**What is needed:**
Check each line of the listing, and copy it if it contains the word "leave".

**Raw records:**
╔══

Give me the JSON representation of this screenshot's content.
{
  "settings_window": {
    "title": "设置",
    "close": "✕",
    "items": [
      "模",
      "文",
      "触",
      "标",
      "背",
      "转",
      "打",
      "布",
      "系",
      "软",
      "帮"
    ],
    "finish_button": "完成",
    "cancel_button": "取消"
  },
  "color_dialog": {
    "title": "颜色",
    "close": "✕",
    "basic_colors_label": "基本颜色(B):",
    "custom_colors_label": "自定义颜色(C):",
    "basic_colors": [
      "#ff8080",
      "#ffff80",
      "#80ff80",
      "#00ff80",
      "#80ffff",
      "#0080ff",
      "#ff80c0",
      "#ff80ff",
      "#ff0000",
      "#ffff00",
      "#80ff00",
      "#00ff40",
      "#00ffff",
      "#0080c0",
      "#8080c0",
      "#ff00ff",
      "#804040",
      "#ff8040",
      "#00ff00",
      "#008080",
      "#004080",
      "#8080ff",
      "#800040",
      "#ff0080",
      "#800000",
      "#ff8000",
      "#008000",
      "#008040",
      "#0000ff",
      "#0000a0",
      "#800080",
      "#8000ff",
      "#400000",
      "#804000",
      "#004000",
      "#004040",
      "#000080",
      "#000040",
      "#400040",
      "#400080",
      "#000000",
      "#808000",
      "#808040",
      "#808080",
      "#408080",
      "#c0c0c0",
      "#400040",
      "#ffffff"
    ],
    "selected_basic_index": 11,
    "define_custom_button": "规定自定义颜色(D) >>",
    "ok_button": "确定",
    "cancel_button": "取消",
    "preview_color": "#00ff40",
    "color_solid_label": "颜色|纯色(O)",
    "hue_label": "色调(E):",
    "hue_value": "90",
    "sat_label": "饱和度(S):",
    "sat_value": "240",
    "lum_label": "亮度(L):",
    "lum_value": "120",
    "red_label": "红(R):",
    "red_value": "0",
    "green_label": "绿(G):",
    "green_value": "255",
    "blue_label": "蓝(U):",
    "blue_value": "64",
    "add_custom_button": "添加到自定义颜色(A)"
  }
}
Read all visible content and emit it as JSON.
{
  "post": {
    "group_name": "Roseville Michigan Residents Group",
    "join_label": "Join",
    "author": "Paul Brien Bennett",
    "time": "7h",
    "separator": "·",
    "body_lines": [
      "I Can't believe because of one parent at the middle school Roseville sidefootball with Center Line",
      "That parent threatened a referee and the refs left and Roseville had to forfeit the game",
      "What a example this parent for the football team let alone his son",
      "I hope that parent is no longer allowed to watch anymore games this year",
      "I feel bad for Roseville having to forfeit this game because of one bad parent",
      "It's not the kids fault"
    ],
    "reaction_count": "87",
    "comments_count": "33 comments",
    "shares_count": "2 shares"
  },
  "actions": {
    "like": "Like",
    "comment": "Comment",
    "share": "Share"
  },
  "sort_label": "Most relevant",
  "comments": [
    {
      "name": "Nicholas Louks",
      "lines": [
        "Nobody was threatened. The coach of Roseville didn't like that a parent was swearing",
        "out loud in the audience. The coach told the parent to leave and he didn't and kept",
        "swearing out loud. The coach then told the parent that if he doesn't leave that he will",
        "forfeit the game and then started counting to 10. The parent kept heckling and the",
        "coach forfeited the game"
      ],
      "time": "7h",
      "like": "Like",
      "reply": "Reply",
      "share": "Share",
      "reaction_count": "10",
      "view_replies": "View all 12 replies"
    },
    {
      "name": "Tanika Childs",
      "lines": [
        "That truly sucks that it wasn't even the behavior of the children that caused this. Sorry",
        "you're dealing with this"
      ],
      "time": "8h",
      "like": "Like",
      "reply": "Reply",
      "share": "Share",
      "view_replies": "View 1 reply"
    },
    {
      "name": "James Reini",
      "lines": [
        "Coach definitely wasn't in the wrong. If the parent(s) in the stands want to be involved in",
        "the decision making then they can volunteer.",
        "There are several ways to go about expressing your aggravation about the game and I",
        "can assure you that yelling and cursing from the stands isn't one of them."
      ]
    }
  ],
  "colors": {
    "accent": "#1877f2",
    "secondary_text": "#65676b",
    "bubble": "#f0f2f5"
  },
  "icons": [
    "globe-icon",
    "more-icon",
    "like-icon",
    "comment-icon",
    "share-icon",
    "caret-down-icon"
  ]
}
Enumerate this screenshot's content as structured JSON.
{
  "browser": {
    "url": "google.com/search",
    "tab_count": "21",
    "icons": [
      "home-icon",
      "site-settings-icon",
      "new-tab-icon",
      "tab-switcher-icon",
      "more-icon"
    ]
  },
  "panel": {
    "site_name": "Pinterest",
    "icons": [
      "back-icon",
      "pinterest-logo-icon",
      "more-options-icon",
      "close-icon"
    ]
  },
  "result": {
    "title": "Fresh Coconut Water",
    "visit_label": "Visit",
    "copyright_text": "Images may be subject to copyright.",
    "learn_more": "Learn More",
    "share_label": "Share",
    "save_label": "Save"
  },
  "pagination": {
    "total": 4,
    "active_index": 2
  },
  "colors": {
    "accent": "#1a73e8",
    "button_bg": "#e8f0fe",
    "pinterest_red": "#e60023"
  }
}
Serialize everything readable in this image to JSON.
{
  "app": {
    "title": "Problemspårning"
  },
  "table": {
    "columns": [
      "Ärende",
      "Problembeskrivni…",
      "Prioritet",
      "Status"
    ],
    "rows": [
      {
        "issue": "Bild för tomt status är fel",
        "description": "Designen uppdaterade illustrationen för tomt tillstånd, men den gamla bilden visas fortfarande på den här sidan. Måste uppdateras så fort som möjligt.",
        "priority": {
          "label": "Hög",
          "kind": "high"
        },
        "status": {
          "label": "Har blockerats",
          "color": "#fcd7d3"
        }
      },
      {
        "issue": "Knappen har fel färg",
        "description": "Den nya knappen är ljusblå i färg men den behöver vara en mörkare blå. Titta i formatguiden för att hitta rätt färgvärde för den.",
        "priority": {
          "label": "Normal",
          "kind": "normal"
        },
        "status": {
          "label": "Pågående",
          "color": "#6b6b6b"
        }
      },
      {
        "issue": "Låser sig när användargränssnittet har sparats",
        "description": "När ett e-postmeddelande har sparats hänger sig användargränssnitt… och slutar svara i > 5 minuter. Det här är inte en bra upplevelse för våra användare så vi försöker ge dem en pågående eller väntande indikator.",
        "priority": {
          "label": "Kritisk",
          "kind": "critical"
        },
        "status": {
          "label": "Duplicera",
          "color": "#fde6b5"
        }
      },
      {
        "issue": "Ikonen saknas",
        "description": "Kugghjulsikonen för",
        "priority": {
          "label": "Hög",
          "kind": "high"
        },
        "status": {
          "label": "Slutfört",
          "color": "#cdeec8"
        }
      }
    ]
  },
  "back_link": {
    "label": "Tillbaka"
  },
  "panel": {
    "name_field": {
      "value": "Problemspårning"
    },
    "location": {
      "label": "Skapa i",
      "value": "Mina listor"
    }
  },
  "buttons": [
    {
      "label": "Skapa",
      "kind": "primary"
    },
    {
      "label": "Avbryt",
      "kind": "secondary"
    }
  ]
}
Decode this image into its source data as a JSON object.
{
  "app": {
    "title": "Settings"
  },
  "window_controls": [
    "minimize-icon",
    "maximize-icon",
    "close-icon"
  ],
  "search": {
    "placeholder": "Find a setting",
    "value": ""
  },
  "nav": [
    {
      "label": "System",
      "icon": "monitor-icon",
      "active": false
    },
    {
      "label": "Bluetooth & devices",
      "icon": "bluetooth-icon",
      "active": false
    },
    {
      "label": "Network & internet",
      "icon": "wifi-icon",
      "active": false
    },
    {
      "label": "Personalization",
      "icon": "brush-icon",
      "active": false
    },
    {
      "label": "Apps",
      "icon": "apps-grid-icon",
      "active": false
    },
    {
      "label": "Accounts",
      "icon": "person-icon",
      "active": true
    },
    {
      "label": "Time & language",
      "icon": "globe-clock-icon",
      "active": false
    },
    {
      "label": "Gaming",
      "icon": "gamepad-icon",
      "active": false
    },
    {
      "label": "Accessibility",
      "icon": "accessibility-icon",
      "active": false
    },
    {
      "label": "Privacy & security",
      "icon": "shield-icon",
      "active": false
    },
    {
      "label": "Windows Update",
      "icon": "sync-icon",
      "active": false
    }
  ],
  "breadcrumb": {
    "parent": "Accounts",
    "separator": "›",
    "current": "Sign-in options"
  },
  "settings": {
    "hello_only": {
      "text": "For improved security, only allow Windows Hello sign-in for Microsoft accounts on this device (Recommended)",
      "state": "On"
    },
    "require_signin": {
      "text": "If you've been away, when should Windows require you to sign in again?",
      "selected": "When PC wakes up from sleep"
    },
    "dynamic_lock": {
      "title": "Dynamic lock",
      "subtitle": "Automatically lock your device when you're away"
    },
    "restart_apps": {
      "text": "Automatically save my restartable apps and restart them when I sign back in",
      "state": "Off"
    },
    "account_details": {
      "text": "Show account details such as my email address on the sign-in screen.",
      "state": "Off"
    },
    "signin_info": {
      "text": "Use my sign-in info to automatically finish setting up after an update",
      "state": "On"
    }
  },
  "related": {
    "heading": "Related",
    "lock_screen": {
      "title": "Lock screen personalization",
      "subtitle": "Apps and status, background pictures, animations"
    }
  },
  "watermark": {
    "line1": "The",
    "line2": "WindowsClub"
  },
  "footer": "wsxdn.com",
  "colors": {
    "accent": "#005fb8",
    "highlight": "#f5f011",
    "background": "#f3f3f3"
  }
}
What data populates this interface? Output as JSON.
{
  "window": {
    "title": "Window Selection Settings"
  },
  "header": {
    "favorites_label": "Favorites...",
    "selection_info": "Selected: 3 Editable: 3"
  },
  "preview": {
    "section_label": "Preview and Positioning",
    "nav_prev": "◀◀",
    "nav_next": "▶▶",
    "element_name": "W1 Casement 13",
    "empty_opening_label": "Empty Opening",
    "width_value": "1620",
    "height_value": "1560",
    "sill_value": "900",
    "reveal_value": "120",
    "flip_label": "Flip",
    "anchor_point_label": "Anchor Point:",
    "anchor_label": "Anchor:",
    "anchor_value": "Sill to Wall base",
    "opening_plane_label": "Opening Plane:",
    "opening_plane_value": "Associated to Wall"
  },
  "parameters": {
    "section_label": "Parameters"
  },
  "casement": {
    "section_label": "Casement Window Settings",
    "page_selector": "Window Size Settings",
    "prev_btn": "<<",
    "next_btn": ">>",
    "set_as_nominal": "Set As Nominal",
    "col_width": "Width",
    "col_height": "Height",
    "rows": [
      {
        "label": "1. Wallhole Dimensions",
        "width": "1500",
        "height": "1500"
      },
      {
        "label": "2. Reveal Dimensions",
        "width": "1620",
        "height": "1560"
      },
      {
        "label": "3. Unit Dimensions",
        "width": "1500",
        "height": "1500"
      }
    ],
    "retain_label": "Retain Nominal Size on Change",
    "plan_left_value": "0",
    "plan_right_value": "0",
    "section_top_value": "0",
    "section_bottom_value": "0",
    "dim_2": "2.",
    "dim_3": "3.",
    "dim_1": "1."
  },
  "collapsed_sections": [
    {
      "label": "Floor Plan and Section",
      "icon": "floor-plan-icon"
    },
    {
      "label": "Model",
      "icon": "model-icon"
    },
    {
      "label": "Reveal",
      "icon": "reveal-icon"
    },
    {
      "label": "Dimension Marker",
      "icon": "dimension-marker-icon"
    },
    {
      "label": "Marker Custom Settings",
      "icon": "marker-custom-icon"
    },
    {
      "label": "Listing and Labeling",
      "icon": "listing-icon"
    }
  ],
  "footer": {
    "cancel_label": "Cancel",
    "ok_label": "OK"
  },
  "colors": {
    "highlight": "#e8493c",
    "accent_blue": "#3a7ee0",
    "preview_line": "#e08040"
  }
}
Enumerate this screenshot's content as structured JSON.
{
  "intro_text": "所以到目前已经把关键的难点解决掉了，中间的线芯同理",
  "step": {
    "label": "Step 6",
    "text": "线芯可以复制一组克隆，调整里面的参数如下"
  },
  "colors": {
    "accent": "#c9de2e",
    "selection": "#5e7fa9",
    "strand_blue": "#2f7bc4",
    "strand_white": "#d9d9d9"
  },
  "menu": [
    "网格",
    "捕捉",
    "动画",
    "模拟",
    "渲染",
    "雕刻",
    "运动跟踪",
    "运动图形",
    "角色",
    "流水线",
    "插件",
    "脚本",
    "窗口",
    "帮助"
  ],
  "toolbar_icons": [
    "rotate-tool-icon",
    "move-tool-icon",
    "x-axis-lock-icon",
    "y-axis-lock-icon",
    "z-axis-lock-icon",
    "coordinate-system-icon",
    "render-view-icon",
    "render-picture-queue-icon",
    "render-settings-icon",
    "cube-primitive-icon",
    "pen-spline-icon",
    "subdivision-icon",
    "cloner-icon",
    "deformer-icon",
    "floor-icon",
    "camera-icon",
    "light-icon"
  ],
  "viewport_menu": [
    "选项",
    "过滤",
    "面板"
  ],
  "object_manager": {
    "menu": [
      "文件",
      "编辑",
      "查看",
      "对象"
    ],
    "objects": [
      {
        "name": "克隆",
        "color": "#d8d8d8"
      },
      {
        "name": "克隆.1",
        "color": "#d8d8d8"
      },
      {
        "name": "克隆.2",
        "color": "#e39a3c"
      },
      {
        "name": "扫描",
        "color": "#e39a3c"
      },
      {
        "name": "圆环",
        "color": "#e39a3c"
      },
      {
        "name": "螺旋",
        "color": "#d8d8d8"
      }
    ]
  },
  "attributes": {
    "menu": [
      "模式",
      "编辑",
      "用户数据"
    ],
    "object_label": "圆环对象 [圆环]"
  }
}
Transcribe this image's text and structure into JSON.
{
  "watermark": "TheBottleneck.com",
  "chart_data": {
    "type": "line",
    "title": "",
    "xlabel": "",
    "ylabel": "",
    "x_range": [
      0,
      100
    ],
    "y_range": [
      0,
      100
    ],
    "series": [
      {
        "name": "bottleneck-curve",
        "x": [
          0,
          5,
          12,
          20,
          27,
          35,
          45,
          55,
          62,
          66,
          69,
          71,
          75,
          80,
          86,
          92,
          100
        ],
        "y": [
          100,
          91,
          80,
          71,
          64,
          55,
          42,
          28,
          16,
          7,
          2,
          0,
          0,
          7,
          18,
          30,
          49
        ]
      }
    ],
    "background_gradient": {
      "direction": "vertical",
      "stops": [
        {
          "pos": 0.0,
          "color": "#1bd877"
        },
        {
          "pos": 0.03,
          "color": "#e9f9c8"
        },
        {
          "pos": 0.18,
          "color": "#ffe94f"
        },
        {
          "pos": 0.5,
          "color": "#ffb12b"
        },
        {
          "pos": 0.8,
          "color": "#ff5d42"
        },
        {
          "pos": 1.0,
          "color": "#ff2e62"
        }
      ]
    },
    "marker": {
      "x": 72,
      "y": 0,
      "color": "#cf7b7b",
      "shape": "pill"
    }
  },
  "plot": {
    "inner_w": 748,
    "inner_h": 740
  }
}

╚══

**Response:**
        "out loud in the audience. The coach told the parent to leave and he didn't and kept",
        "swearing out loud. The coach then told the parent that if he doesn't leave that he will",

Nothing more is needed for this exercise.